Records from a data collection
====

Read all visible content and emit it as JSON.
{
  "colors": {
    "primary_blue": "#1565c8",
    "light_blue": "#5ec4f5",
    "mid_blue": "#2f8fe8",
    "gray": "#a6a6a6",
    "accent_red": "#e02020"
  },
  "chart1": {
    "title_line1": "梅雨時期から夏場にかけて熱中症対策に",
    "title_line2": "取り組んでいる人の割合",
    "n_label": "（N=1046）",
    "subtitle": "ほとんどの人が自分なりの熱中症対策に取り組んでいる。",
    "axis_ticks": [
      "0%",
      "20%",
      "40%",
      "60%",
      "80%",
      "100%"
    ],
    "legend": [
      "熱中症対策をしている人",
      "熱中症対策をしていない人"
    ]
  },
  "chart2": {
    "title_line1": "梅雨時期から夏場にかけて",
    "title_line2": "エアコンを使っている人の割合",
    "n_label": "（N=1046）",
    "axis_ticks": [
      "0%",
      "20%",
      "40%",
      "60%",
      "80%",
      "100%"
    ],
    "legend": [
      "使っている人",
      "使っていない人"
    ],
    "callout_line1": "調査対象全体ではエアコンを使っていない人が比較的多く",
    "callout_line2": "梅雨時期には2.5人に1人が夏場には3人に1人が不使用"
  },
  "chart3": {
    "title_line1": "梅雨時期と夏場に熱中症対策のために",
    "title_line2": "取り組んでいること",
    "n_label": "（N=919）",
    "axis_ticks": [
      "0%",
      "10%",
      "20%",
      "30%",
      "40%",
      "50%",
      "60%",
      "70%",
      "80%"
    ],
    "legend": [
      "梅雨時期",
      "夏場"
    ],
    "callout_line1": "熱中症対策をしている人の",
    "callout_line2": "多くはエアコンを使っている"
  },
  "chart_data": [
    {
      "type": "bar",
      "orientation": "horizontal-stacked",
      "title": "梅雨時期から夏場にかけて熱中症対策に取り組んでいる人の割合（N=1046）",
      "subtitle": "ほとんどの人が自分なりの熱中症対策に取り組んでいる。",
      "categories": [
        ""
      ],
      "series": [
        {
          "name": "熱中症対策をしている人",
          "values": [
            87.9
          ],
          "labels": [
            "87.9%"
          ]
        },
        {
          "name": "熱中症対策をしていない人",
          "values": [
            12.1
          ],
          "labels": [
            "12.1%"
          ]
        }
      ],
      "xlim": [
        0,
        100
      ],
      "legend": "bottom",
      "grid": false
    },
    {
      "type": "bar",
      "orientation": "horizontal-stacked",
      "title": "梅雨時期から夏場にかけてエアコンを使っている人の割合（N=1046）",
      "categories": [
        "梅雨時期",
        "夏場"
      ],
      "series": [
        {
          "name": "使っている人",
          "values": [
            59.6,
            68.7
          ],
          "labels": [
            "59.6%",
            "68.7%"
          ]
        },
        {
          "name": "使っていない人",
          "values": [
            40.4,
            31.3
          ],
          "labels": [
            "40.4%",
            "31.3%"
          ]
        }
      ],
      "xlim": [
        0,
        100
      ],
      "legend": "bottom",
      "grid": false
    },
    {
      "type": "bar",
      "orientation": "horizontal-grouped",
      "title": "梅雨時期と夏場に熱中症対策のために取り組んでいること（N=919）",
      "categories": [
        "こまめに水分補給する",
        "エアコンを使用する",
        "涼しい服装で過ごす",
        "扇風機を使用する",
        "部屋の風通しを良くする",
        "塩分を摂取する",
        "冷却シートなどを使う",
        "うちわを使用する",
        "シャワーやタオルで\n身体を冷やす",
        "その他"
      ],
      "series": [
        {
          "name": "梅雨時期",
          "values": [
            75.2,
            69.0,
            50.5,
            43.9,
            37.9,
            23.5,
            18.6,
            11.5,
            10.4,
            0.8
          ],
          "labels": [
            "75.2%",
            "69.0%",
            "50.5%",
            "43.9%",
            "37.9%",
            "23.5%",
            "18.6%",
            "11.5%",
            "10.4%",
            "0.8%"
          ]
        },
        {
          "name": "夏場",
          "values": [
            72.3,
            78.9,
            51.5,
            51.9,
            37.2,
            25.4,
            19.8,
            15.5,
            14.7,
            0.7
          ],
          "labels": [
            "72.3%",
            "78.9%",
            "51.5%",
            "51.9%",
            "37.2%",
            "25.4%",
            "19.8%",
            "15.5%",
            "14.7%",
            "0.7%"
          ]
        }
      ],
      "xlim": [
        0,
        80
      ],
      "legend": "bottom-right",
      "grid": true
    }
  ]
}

====

• [What you need to do] Quote the whole listing above, leaving nothing out.

• [Result of the task]
Read all visible content and emit it as JSON.
{
  "colors": {
    "primary_blue": "#1565c8",
    "light_blue": "#5ec4f5",
    "mid_blue": "#2f8fe8",
    "gray": "#a6a6a6",
    "accent_red": "#e02020"
  },
  "chart1": {
    "title_line1": "梅雨時期から夏場にかけて熱中症対策に",
    "title_line2": "取り組んでいる人の割合",
    "n_label": "（N=1046）",
    "subtitle": "ほとんどの人が自分なりの熱中症対策に取り組んでいる。",
    "axis_ticks": [
      "0%",
      "20%",
      "40%",
      "60%",
      "80%",
      "100%"
    ],
    "legend": [
      "熱中症対策をしている人",
      "熱中症対策をしていない人"
    ]
  },
  "chart2": {
    "title_line1": "梅雨時期から夏場にかけて",
    "title_line2": "エアコンを使っている人の割合",
    "n_label": "（N=1046）",
    "axis_ticks": [
      "0%",
      "20%",
      "40%",
      "60%",
      "80%",
      "100%"
    ],
    "legend": [
      "使っている人",
      "使っていない人"
    ],
    "callout_line1": "調査対象全体ではエアコンを使っていない人が比較的多く",
    "callout_line2": "梅雨時期には2.5人に1人が夏場には3人に1人が不使用"
  },
  "chart3": {
    "title_line1": "梅雨時期と夏場に熱中症対策のために",
    "title_line2": "取り組んでいること",
    "n_label": "（N=919）",
    "axis_ticks": [
      "0%",
      "10%",
      "20%",
      "30%",
      "40%",
      "50%",
      "60%",
      "70%",
      "80%"
    ],
    "legend": [
      "梅雨時期",
      "夏場"
    ],
    "callout_line1": "熱中症対策をしている人の",
    "callout_line2": "多くはエアコンを使っている"
  },
  "chart_data": [
    {
      "type": "bar",
      "orientation": "horizontal-stacked",
      "title": "梅雨時期から夏場にかけて熱中症対策に取り組んでいる人の割合（N=1046）",
      "subtitle": "ほとんどの人が自分なりの熱中症対策に取り組んでいる。",
      "categories": [
        ""
      ],
      "series": [
        {
          "name": "熱中症対策をしている人",
          "values": [
            87.9
          ],
          "labels": [
            "87.9%"
          ]
        },
        {
          "name": "熱中症対策をしていない人",
          "values": [
            12.1
          ],
          "labels": [
            "12.1%"
          ]
        }
      ],
      "xlim": [
        0,
        100
      ],
      "legend": "bottom",
      "grid": false
    },
    {
      "type": "bar",
      "orientation": "horizontal-stacked",
      "title": "梅雨時期から夏場にかけてエアコンを使っている人の割合（N=1046）",
      "categories": [
        "梅雨時期",
        "夏場"
      ],
      "series": [
        {
          "name": "使っている人",
          "values": [
            59.6,
            68.7
          ],
          "labels": [
            "59.6%",
            "68.7%"
          ]
        },
        {
          "name": "使っていない人",
          "values": [
            40.4,
            31.3
          ],
          "labels": [
            "40.4%",
            "31.3%"
          ]
        }
      ],
      "xlim": [
        0,
        100
      ],
      "legend": "bottom",
      "grid": false
    },
    {
      "type": "bar",
      "orientation": "horizontal-grouped",
      "title": "梅雨時期と夏場に熱中症対策のために取り組んでいること（N=919）",
      "categories": [
        "こまめに水分補給する",
        "エアコンを使用する",
        "涼しい服装で過ごす",
        "扇風機を使用する",
        "部屋の風通しを良くする",
        "塩分を摂取する",
        "冷却シートなどを使う",
        "うちわを使用する",
        "シャワーやタオルで\n身体を冷やす",
        "その他"
      ],
      "series": [
        {
          "name": "梅雨時期",
          "values": [
            75.2,
            69.0,
            50.5,
            43.9,
            37.9,
            23.5,
            18.6,
            11.5,
            10.4,
            0.8
          ],
          "labels": [
            "75.2%",
            "69.0%",
            "50.5%",
            "43.9%",
            "37.9%",
            "23.5%",
            "18.6%",
            "11.5%",
            "10.4%",
            "0.8%"
          ]
        },
        {
          "name": "夏場",
          "values": [
            72.3,
            78.9,
            51.5,
            51.9,
            37.2,
            25.4,
            19.8,
            15.5,
            14.7,
            0.7
          ],
          "labels": [
            "72.3%",
            "78.9%",
            "51.5%",
            "51.9%",
            "37.2%",
            "25.4%",
            "19.8%",
            "15.5%",
            "14.7%",
            "0.7%"
          ]
        }
      ],
      "xlim": [
        0,
        80
      ],
      "legend": "bottom-right",
      "grid": true
    }
  ]
}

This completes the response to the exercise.